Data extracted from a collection

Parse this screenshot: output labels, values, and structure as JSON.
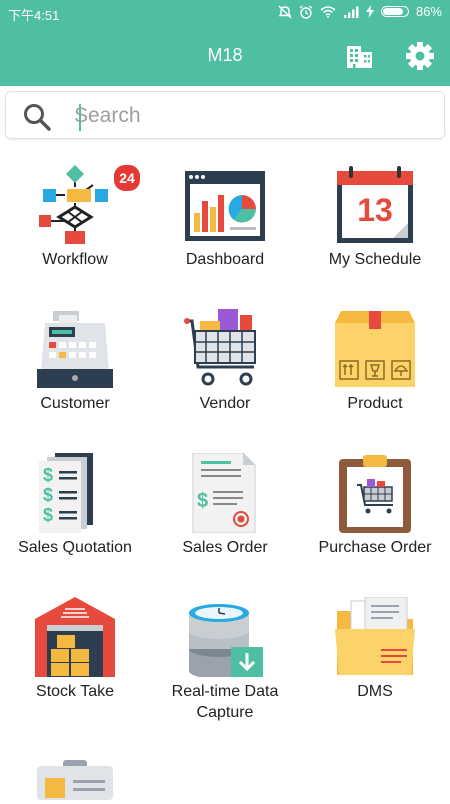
{
  "status_bar": {
    "time": "下午4:51",
    "battery": "86%",
    "battery_level": 0.86
  },
  "app_bar": {
    "title": "M18"
  },
  "search": {
    "placeholder": "Search"
  },
  "modules": [
    {
      "label": "Workflow",
      "badge": "24"
    },
    {
      "label": "Dashboard"
    },
    {
      "label": "My Schedule",
      "calendar_day": "13"
    },
    {
      "label": "Customer"
    },
    {
      "label": "Vendor"
    },
    {
      "label": "Product"
    },
    {
      "label": "Sales Quotation"
    },
    {
      "label": "Sales Order"
    },
    {
      "label": "Purchase Order"
    },
    {
      "label": "Stock Take"
    },
    {
      "label": "Real-time Data Capture"
    },
    {
      "label": "DMS"
    },
    {
      "label": ""
    }
  ],
  "colors": {
    "accent": "#4fbfa3",
    "badge": "#e53935"
  }
}
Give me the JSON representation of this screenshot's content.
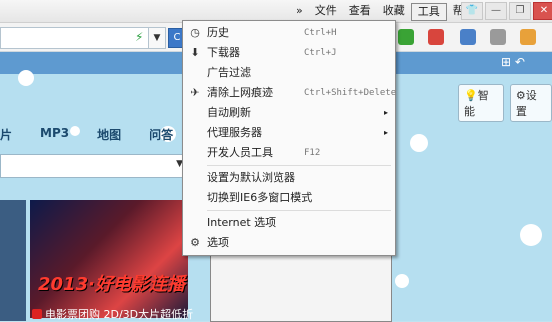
{
  "menubar": {
    "items": [
      "文件",
      "查看",
      "收藏",
      "工具",
      "帮助"
    ],
    "chevron": "»"
  },
  "window": {
    "min": "—",
    "restore": "❐",
    "close": "✕"
  },
  "toolbar": {
    "search_label": "C"
  },
  "content": {
    "smart_label": "智能",
    "settings_label": "设置",
    "nav": [
      "片",
      "MP3",
      "地图",
      "问答"
    ],
    "poster_text": "2013·好电影连播",
    "caption": "电影票团购 2D/3D大片超低折"
  },
  "tools_menu": {
    "items": [
      {
        "label": "历史",
        "shortcut": "Ctrl+H",
        "icon": "history-icon",
        "glyph": "◷"
      },
      {
        "label": "下载器",
        "shortcut": "Ctrl+J",
        "icon": "download-icon",
        "glyph": "⬇"
      },
      {
        "label": "广告过滤",
        "shortcut": "",
        "icon": "",
        "glyph": ""
      },
      {
        "label": "清除上网痕迹",
        "shortcut": "Ctrl+Shift+Delete",
        "icon": "clear-trace-icon",
        "glyph": "✈"
      },
      {
        "label": "自动刷新",
        "shortcut": "",
        "icon": "",
        "glyph": "",
        "submenu": true
      },
      {
        "label": "代理服务器",
        "shortcut": "",
        "icon": "",
        "glyph": "",
        "submenu": true
      },
      {
        "label": "开发人员工具",
        "shortcut": "F12",
        "icon": "",
        "glyph": ""
      },
      {
        "label": "设置为默认浏览器",
        "shortcut": "",
        "icon": "",
        "glyph": ""
      },
      {
        "label": "切换到IE6多窗口模式",
        "shortcut": "",
        "icon": "",
        "glyph": ""
      },
      {
        "label": "Internet 选项",
        "shortcut": "",
        "icon": "",
        "glyph": ""
      },
      {
        "label": "选项",
        "shortcut": "",
        "icon": "gear-icon",
        "glyph": "⚙"
      }
    ],
    "submenu_arrow": "▸"
  },
  "colors": {
    "accent": "#5e9ad0",
    "background": "#b6dff0"
  }
}
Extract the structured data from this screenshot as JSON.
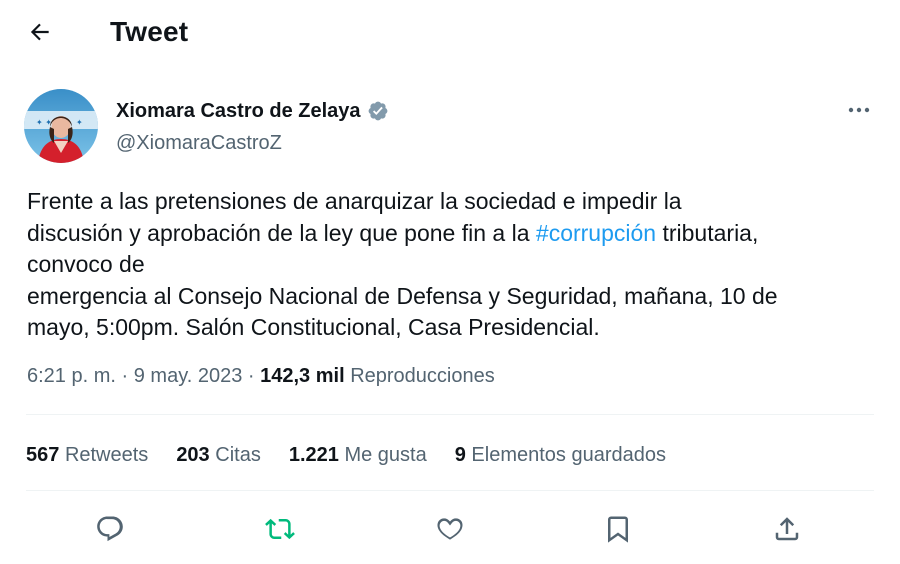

> _TASK REQUIREMENTS_
Your answer should be one number: how many lines in the material above contain the string "Sales".

> _FINAL RESULT_
2